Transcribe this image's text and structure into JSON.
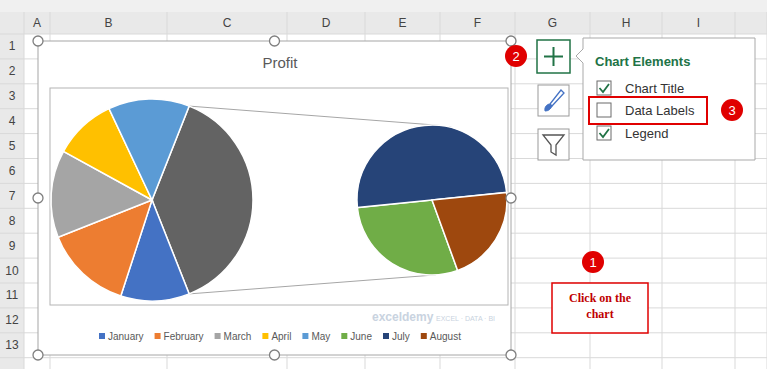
{
  "spreadsheet": {
    "columns": [
      "A",
      "B",
      "C",
      "D",
      "E",
      "F",
      "G",
      "H",
      "I"
    ],
    "rows": [
      1,
      2,
      3,
      4,
      5,
      6,
      7,
      8,
      9,
      10,
      11,
      12,
      13
    ]
  },
  "chart_data": {
    "type": "pie_of_pie",
    "title": "Profit",
    "categories": [
      "January",
      "February",
      "March",
      "April",
      "May",
      "June",
      "July",
      "August"
    ],
    "values": [
      11,
      14,
      14,
      10,
      13,
      11,
      19,
      8
    ],
    "colors": [
      "#4472c4",
      "#ed7d31",
      "#a5a5a5",
      "#ffc000",
      "#5b9bd5",
      "#70ad47",
      "#264478",
      "#9e480e"
    ],
    "legend": "bottom",
    "data_labels": false
  },
  "chart_elements": {
    "title": "Chart Elements",
    "items": [
      {
        "label": "Chart Title",
        "checked": true
      },
      {
        "label": "Data Labels",
        "checked": false
      },
      {
        "label": "Legend",
        "checked": true
      }
    ]
  },
  "callouts": [
    {
      "number": "1",
      "lines": [
        "Click on the",
        "chart"
      ]
    },
    {
      "number": "2"
    },
    {
      "number": "3"
    }
  ],
  "watermark": {
    "brand": "exceldemy",
    "tagline": "EXCEL · DATA · BI"
  }
}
#####
→ **The request**: Write out the listing word for word, omitting the pictures it holds.

→ **Task output**:
Transcribe this image's text and structure into JSON.
{
  "spreadsheet": {
    "columns": [
      "A",
      "B",
      "C",
      "D",
      "E",
      "F",
      "G",
      "H",
      "I"
    ],
    "rows": [
      1,
      2,
      3,
      4,
      5,
      6,
      7,
      8,
      9,
      10,
      11,
      12,
      13
    ]
  },
  "chart_data": {
    "type": "pie_of_pie",
    "title": "Profit",
    "categories": [
      "January",
      "February",
      "March",
      "April",
      "May",
      "June",
      "July",
      "August"
    ],
    "values": [
      11,
      14,
      14,
      10,
      13,
      11,
      19,
      8
    ],
    "colors": [
      "#4472c4",
      "#ed7d31",
      "#a5a5a5",
      "#ffc000",
      "#5b9bd5",
      "#70ad47",
      "#264478",
      "#9e480e"
    ],
    "legend": "bottom",
    "data_labels": false
  },
  "chart_elements": {
    "title": "Chart Elements",
    "items": [
      {
        "label": "Chart Title",
        "checked": true
      },
      {
        "label": "Data Labels",
        "checked": false
      },
      {
        "label": "Legend",
        "checked": true
      }
    ]
  },
  "callouts": [
    {
      "number": "1",
      "lines": [
        "Click on the",
        "chart"
      ]
    },
    {
      "number": "2"
    },
    {
      "number": "3"
    }
  ],
  "watermark": {
    "brand": "exceldemy",
    "tagline": "EXCEL · DATA · BI"
  }
}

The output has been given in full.